### Page text
>>>>

Original URL: http://www.theregister.co.uk/2006/04/24/blackstar/
Blackstar: the US space conspiracy that never was?
Two-stage ultrasecret vehicle wows the crowds
Those among you who like their skies filled with black helicopters, or indeed secret space launch vehicles, might have already caught a quite remarkable March report in Aviation Week & Space Technology which claims that the US has successfully developed and tested a "two-stage-to-orbit system that could place a small military spaceplane in orbit" (see AWST pic, right).
The spook system, deliciously dubbed "Blackstar", allegedly comprises a carrier vehicle (codename "SR-3" according to AWST), to which is docked a reusable spacecraft (XOV or "experimental orbital vehicle"). On 4 October, 1998, claims AWST, eyewitness James Petty of Salt Lake City saw "a small, highly swept-winged vehicle nestled under the belly of the XB-70-like aircraft. The vehicle appeared to be climbing slowly on a west-southwest heading. The sky was clear enough to see both vehicles' leading edges, which Petty described as a dark gray or black color".

<<<<

Dataset lines
>>>>

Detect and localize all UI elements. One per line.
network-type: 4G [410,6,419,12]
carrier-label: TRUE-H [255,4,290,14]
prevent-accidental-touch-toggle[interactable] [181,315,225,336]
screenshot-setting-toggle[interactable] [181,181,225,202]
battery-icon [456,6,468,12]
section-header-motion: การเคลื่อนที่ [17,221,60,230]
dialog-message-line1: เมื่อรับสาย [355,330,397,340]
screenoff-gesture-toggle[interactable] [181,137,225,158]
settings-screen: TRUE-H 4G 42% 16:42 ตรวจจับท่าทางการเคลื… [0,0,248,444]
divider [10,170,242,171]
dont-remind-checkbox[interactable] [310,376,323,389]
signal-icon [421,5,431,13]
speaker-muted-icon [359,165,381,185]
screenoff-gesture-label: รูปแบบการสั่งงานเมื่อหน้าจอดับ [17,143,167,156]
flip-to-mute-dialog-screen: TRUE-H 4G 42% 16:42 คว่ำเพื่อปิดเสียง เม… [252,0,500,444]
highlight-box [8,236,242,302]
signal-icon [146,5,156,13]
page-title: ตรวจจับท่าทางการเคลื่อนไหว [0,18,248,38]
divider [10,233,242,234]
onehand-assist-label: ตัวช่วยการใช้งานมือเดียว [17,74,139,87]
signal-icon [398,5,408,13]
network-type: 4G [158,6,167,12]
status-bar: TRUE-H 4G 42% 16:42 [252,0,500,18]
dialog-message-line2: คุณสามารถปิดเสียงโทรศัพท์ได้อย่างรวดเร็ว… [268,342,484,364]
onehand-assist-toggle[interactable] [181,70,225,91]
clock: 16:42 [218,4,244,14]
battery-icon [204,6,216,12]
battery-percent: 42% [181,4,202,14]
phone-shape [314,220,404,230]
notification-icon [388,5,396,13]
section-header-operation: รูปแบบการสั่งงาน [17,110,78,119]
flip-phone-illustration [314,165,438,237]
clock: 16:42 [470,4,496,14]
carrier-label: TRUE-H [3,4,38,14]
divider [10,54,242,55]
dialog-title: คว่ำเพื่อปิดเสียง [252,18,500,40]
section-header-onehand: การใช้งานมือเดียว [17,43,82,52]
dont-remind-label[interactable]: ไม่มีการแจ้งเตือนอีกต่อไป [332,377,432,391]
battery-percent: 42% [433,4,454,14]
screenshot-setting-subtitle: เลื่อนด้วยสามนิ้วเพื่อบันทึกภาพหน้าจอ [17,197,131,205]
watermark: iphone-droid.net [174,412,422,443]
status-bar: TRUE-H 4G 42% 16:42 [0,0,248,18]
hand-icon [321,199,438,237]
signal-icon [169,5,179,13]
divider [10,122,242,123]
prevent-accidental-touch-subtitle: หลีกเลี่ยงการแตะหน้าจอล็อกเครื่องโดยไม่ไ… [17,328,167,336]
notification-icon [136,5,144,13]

<<<<

### Goal of the exercise
Please repeat the Blackstar article word for word, from start to finish. Work only from the Blackstar article.

### Full solution
Original URL: http://www.theregister.co.uk/2006/04/24/blackstar/
Blackstar: the US space conspiracy that never was?
Two-stage ultrasecret vehicle wows the crowds
Those among you who like their skies filled with black helicopters, or indeed secret space launch vehicles, might have already caught a quite remarkable March report in Aviation Week & Space Technology which claims that the US has successfully developed and tested a "two-stage-to-orbit system that could place a small military spaceplane in orbit" (see AWST pic, right).
The spook system, deliciously dubbed "Blackstar", allegedly comprises a carrier vehicle (codename "SR-3" according to AWST), to which is docked a reusable spacecraft (XOV or "experimental orbital vehicle"). On 4 October, 1998, claims AWST, eyewitness James Petty of Salt Lake City saw "a small, highly swept-winged vehicle nestled under the belly of the XB-70-like aircraft. The vehicle appeared to be climbing slowly on a west-southwest heading. The sky was clear enough to see both vehicles' leading edges, which Petty described as a dark gray or black color".